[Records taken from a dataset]
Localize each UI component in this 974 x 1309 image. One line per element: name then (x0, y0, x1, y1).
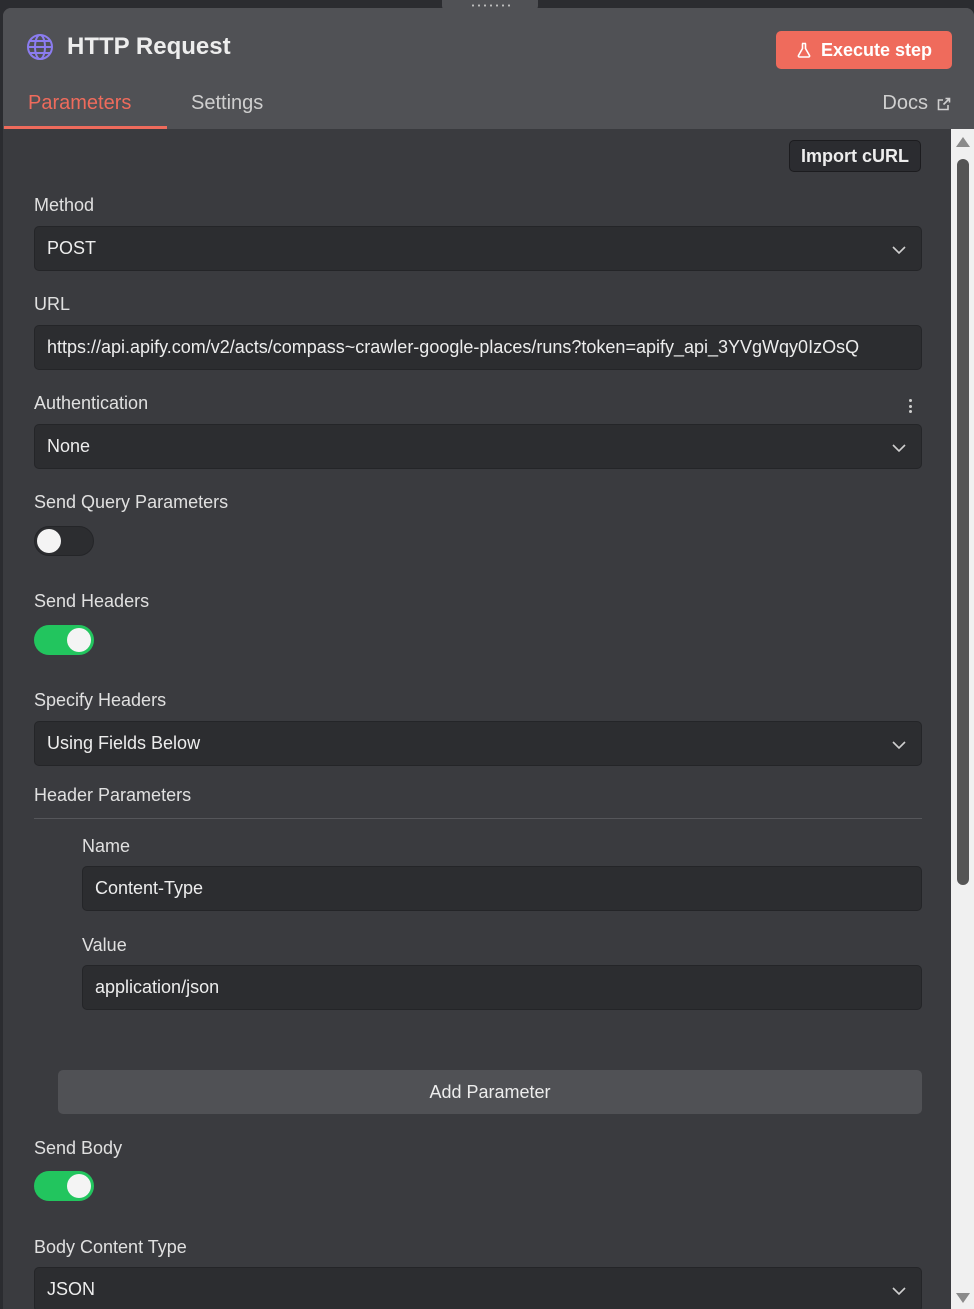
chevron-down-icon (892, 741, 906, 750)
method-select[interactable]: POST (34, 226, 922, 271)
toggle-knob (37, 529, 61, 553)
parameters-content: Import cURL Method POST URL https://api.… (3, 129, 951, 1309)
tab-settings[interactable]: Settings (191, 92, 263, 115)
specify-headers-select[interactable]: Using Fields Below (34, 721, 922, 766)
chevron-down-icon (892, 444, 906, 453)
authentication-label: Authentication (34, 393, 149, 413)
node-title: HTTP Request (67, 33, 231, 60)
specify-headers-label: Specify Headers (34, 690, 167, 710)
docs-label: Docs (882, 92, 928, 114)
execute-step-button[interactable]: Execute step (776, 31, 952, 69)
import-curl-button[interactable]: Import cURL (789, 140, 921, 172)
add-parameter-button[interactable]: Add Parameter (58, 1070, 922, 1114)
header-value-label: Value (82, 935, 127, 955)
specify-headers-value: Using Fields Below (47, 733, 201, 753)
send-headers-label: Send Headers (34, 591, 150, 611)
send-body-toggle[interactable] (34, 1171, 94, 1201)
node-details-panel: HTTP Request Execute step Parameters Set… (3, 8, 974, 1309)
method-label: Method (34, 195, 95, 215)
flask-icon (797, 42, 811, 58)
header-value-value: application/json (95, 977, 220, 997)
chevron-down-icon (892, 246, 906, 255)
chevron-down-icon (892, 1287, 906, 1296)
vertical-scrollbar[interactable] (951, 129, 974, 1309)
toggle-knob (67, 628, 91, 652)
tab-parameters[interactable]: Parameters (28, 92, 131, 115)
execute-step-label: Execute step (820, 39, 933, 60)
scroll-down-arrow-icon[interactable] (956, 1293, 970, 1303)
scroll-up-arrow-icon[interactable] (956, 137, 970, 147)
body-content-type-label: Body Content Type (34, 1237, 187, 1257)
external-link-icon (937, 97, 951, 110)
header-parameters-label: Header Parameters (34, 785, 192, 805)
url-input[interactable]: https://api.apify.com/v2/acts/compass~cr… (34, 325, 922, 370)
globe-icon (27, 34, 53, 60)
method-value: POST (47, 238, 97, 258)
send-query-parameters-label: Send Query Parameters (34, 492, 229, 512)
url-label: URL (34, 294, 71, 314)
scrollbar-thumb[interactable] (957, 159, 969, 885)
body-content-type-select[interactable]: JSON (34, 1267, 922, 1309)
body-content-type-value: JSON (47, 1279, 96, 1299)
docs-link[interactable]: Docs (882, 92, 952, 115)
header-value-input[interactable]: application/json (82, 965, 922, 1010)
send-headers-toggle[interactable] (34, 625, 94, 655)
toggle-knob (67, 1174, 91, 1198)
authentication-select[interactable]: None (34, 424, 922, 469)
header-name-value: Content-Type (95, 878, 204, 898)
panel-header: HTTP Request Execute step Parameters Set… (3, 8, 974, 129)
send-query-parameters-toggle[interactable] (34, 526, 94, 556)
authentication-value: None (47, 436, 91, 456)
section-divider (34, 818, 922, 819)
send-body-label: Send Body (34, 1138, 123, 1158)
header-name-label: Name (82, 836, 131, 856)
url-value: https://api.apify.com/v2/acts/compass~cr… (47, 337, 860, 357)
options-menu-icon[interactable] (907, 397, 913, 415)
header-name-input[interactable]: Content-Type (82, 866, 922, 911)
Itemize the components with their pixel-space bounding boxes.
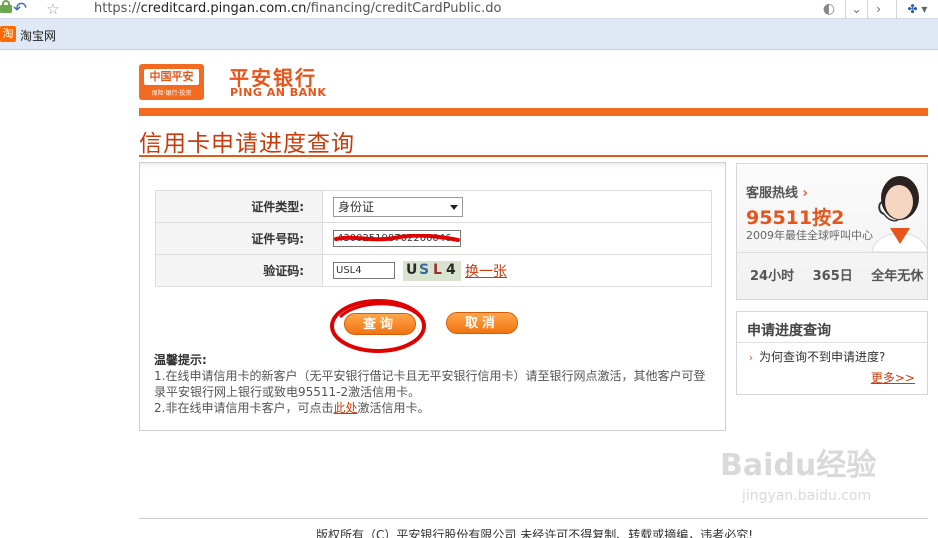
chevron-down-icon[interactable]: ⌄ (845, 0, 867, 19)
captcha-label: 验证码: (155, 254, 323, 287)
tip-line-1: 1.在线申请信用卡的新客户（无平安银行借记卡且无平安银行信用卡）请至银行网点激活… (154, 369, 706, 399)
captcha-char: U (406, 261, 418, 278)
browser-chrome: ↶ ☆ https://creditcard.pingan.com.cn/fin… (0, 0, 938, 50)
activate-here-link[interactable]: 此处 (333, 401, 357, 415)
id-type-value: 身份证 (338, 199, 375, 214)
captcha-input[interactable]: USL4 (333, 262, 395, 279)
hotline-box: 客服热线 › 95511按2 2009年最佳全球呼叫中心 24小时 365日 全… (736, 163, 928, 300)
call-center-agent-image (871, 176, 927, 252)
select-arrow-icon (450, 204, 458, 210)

» **Task to carry out**:
Write out every one of the lines above without changing anything, but leave the pictures out.

» **Full output**:
Localize each UI component in this 974 x 1309 image. One line per element: name then (x0, y0, x1, y1).
chevron-down-icon (892, 741, 906, 750)
method-select[interactable]: POST (34, 226, 922, 271)
toggle-knob (37, 529, 61, 553)
parameters-content: Import cURL Method POST URL https://api.… (3, 129, 951, 1309)
tab-settings[interactable]: Settings (191, 92, 263, 115)
specify-headers-select[interactable]: Using Fields Below (34, 721, 922, 766)
chevron-down-icon (892, 444, 906, 453)
authentication-label: Authentication (34, 393, 149, 413)
node-title: HTTP Request (67, 33, 231, 60)
specify-headers-label: Specify Headers (34, 690, 167, 710)
docs-label: Docs (882, 92, 928, 114)
execute-step-button[interactable]: Execute step (776, 31, 952, 69)
import-curl-button[interactable]: Import cURL (789, 140, 921, 172)
add-parameter-button[interactable]: Add Parameter (58, 1070, 922, 1114)
header-value-label: Value (82, 935, 127, 955)
specify-headers-value: Using Fields Below (47, 733, 201, 753)
send-headers-label: Send Headers (34, 591, 150, 611)
send-body-toggle[interactable] (34, 1171, 94, 1201)
node-details-panel: HTTP Request Execute step Parameters Set… (3, 8, 974, 1309)
method-label: Method (34, 195, 95, 215)
flask-icon (797, 42, 811, 58)
header-value-value: application/json (95, 977, 220, 997)
chevron-down-icon (892, 246, 906, 255)
chevron-down-icon (892, 1287, 906, 1296)
vertical-scrollbar[interactable] (951, 129, 974, 1309)
toggle-knob (67, 628, 91, 652)
tab-parameters[interactable]: Parameters (28, 92, 131, 115)
execute-step-label: Execute step (820, 39, 933, 60)
scroll-down-arrow-icon[interactable] (956, 1293, 970, 1303)
scroll-up-arrow-icon[interactable] (956, 137, 970, 147)
body-content-type-label: Body Content Type (34, 1237, 187, 1257)
external-link-icon (937, 97, 951, 110)
header-parameters-label: Header Parameters (34, 785, 192, 805)
url-input[interactable]: https://api.apify.com/v2/acts/compass~cr… (34, 325, 922, 370)
globe-icon (27, 34, 53, 60)
method-value: POST (47, 238, 97, 258)
send-query-parameters-label: Send Query Parameters (34, 492, 229, 512)
url-label: URL (34, 294, 71, 314)
scrollbar-thumb[interactable] (957, 159, 969, 885)
body-content-type-select[interactable]: JSON (34, 1267, 922, 1309)
body-content-type-value: JSON (47, 1279, 96, 1299)
docs-link[interactable]: Docs (882, 92, 952, 115)
header-value-input[interactable]: application/json (82, 965, 922, 1010)
send-headers-toggle[interactable] (34, 625, 94, 655)
toggle-knob (67, 1174, 91, 1198)
authentication-select[interactable]: None (34, 424, 922, 469)
header-name-value: Content-Type (95, 878, 204, 898)
panel-header: HTTP Request Execute step Parameters Set… (3, 8, 974, 129)
send-query-parameters-toggle[interactable] (34, 526, 94, 556)
authentication-value: None (47, 436, 91, 456)
section-divider (34, 818, 922, 819)
send-body-label: Send Body (34, 1138, 123, 1158)
header-name-label: Name (82, 836, 131, 856)
url-value: https://api.apify.com/v2/acts/compass~cr… (47, 337, 860, 357)
options-menu-icon[interactable] (907, 397, 913, 415)
header-name-input[interactable]: Content-Type (82, 866, 922, 911)
Itemize the components with their pixel-space bounding boxes.
chevron-down-icon[interactable]: ⌄ (845, 0, 867, 19)
captcha-label: 验证码: (155, 254, 323, 287)
tip-line-1: 1.在线申请信用卡的新客户（无平安银行借记卡且无平安银行信用卡）请至银行网点激活… (154, 369, 706, 399)
captcha-char: U (406, 261, 418, 278)
browser-chrome: ↶ ☆ https://creditcard.pingan.com.cn/fin… (0, 0, 938, 50)
activate-here-link[interactable]: 此处 (333, 401, 357, 415)
id-type-value: 身份证 (338, 199, 375, 214)
captcha-input[interactable]: USL4 (333, 262, 395, 279)
hotline-box: 客服热线 › 95511按2 2009年最佳全球呼叫中心 24小时 365日 全… (736, 163, 928, 300)
call-center-agent-image (871, 176, 927, 252)
select-arrow-icon (450, 204, 458, 210)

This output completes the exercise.